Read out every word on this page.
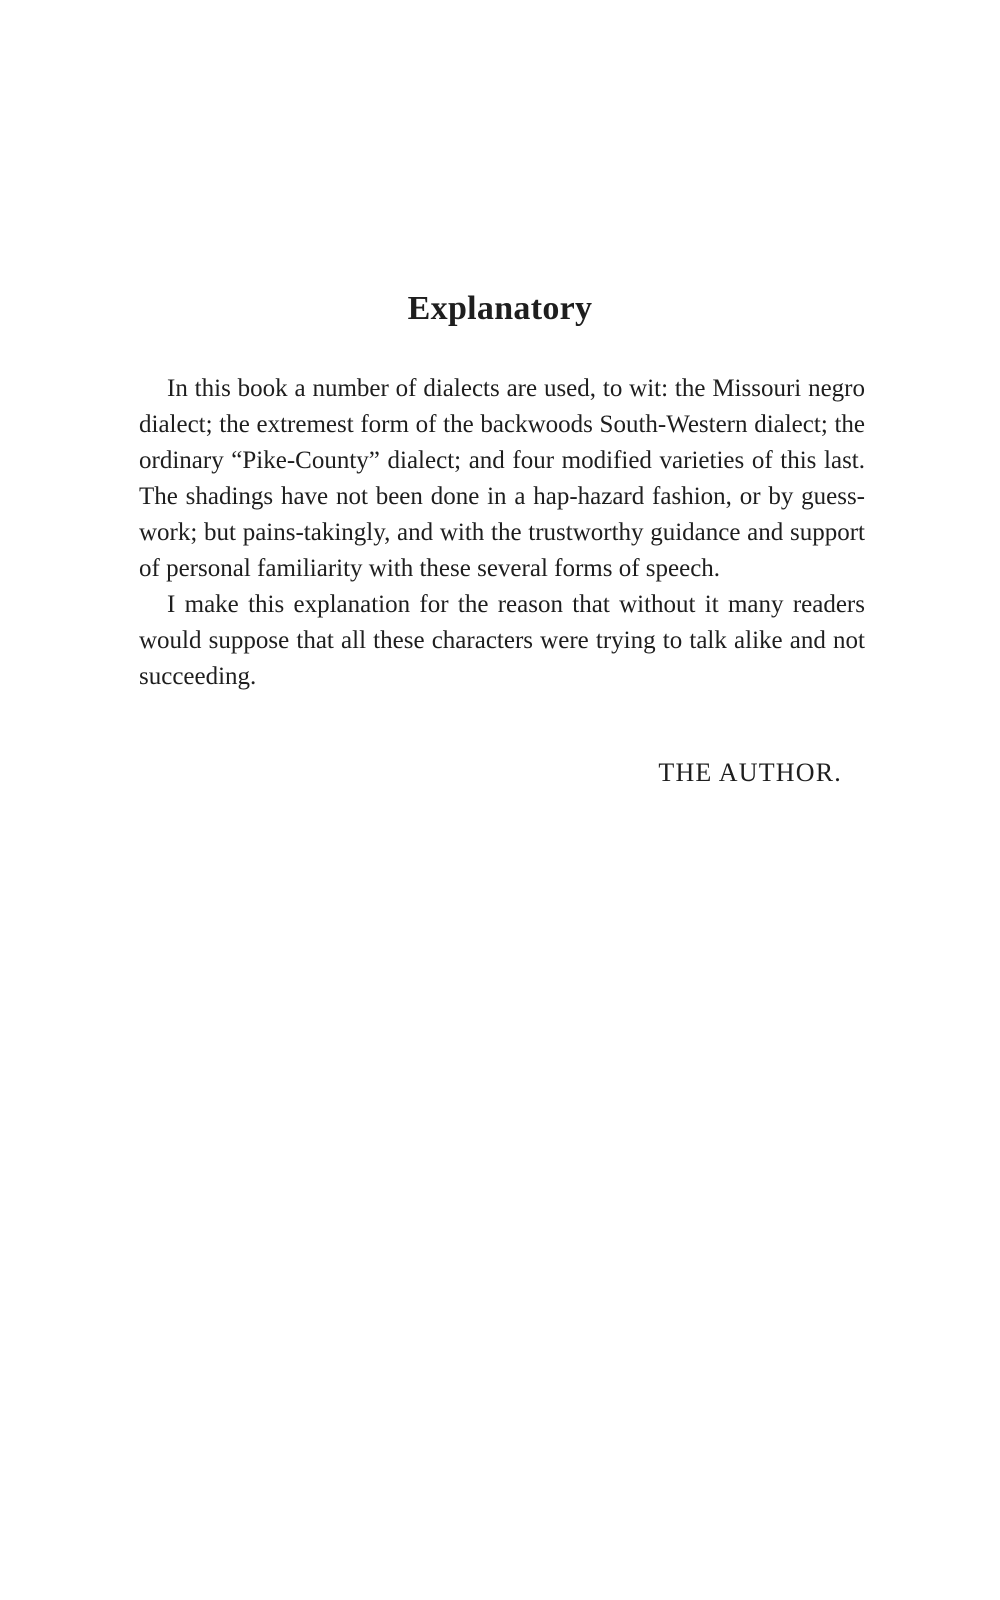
Explanatory

In this book a number of dialects are used, to wit: the Missouri negro dialect; the extremest form of the backwoods South-Western dialect; the ordinary “Pike-County” dialect; and four modified varieties of this last. The shadings have not been done in a hap-hazard fashion, or by guess-work; but pains-takingly, and with the trustworthy guidance and support of personal familiarity with these several forms of speech.

I make this explanation for the reason that without it many readers would suppose that all these characters were trying to talk alike and not succeeding.

THE AUTHOR.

* Your instructions *
Report the number of lines containing the string "this" and add nothing to it.

* Exercise answer *
3